What to produce:
Show all lines holding "image".

Data extract:
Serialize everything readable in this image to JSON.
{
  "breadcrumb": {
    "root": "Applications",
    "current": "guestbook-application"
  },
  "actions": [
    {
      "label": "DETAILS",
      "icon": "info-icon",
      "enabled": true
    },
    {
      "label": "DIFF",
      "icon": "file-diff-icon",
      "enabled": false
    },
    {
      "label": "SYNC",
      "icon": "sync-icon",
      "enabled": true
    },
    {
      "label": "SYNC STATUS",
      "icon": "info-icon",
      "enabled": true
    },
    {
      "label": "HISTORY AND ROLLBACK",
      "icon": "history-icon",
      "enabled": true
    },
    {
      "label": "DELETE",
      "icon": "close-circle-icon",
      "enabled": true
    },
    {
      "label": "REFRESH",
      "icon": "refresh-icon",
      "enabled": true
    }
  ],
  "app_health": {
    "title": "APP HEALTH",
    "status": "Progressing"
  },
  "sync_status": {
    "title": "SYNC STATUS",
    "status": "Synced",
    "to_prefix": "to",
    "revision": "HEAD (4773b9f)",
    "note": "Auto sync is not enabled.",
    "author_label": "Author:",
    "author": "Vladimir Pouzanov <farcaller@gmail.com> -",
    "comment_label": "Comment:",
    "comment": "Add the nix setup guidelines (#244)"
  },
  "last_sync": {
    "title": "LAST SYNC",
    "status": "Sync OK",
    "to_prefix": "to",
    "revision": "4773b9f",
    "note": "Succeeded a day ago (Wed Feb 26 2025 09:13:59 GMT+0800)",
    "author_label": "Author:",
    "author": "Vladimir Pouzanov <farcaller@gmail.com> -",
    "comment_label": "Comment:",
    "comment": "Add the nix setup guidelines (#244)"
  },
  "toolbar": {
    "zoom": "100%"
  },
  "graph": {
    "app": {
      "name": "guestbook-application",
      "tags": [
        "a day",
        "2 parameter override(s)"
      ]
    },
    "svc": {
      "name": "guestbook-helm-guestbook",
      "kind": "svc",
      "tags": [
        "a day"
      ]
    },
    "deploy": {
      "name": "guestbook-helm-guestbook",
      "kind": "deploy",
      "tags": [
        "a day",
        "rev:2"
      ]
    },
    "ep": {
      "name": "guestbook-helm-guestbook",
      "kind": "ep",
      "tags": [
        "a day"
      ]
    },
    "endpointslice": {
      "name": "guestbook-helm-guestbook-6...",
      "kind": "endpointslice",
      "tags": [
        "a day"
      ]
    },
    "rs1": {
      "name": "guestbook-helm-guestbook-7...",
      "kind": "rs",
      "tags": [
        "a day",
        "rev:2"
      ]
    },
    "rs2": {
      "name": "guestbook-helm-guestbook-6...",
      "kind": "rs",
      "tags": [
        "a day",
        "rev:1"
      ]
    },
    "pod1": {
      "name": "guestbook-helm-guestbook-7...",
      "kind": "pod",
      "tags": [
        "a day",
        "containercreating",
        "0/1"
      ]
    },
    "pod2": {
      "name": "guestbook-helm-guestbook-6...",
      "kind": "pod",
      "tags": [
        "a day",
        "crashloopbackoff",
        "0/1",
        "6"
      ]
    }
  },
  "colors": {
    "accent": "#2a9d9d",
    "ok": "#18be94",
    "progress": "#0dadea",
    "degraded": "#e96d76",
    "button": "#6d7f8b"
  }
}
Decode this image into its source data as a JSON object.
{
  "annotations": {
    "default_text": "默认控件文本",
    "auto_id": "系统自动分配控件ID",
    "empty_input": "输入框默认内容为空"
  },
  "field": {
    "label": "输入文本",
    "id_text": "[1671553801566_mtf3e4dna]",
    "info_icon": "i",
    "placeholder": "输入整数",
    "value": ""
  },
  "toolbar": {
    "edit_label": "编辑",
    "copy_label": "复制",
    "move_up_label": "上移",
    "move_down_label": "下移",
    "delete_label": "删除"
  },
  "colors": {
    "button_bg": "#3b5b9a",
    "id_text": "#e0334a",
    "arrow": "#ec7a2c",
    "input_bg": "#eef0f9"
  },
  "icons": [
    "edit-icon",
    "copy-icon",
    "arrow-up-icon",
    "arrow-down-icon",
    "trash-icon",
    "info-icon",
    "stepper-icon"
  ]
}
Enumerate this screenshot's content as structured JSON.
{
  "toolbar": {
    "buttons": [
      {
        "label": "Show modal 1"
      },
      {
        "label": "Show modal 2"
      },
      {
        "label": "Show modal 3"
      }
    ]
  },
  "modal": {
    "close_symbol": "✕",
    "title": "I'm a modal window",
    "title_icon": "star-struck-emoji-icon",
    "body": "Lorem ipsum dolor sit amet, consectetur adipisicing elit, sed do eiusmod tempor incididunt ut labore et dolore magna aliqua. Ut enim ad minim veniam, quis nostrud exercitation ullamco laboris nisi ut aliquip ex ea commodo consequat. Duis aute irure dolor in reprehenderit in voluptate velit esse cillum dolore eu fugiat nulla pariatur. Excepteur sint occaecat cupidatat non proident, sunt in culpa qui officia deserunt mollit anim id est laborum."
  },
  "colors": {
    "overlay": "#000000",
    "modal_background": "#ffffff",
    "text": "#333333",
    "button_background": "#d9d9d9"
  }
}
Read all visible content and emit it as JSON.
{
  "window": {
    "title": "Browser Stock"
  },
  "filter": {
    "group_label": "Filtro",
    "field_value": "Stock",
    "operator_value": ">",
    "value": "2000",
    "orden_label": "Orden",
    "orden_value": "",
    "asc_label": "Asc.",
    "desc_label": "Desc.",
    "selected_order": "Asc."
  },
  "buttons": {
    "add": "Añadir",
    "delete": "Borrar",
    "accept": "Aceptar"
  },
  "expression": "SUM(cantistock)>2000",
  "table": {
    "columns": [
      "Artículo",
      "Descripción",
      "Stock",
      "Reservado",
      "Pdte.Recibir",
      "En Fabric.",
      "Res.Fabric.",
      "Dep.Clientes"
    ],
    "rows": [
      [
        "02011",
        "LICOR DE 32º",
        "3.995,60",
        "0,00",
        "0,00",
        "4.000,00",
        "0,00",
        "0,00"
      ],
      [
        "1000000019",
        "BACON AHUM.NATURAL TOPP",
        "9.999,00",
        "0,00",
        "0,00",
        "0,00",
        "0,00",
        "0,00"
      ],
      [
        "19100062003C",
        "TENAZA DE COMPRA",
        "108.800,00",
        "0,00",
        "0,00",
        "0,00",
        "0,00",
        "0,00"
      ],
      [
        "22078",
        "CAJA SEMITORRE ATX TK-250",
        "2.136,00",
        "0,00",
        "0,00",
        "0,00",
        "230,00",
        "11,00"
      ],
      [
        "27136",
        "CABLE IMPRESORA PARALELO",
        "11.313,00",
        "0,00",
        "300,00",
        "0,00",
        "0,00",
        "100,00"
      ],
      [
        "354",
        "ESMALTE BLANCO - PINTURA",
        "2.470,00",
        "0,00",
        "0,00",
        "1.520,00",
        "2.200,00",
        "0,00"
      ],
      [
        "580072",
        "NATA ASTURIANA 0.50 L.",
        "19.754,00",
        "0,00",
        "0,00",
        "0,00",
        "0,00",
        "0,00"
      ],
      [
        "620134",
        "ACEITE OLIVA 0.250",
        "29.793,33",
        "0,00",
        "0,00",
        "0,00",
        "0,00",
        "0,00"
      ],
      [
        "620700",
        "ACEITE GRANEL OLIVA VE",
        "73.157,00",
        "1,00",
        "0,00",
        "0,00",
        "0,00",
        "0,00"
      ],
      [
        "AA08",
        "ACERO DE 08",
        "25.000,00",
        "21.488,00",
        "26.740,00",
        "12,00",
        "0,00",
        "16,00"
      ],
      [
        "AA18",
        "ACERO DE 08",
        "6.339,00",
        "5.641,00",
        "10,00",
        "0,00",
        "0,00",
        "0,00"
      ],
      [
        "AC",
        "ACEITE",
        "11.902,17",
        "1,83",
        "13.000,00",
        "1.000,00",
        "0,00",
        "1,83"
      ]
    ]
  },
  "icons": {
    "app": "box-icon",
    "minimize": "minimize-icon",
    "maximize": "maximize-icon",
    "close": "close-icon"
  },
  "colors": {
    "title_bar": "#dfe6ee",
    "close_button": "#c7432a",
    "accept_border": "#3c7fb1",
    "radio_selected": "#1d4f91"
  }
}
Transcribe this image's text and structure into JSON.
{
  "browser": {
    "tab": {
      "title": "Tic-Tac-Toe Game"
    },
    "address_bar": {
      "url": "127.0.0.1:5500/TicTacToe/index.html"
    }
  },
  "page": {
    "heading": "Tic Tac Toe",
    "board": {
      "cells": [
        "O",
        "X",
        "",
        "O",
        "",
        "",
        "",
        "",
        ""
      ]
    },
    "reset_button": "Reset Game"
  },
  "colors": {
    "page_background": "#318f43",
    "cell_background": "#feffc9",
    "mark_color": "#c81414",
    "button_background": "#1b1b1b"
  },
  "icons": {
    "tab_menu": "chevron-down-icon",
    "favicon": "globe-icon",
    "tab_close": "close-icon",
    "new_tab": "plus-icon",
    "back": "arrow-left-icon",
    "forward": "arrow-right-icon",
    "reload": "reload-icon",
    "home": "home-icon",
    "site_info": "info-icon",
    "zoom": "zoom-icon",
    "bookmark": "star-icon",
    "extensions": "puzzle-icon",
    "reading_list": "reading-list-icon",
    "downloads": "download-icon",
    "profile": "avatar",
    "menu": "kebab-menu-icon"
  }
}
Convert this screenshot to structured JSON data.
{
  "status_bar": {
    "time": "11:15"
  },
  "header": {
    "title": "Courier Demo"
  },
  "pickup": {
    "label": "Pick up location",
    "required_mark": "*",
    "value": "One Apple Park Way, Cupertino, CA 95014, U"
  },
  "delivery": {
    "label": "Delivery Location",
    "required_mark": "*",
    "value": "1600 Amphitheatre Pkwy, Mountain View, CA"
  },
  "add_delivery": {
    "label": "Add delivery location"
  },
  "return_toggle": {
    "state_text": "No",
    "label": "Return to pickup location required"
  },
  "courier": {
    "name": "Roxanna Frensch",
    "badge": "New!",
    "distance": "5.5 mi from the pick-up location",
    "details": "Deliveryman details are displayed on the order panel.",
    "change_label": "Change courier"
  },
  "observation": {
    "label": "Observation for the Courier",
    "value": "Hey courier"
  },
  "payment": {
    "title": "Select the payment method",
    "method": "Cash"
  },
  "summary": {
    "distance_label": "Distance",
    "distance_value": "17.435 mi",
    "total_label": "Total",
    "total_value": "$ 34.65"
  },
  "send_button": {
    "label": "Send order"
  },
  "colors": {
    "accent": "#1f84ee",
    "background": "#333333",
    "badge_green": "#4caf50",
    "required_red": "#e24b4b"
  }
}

Correct response:
Serialize everything readable in this image to JSON.
Decode this image into its source data as a JSON object.
Transcribe this image's text and structure into JSON.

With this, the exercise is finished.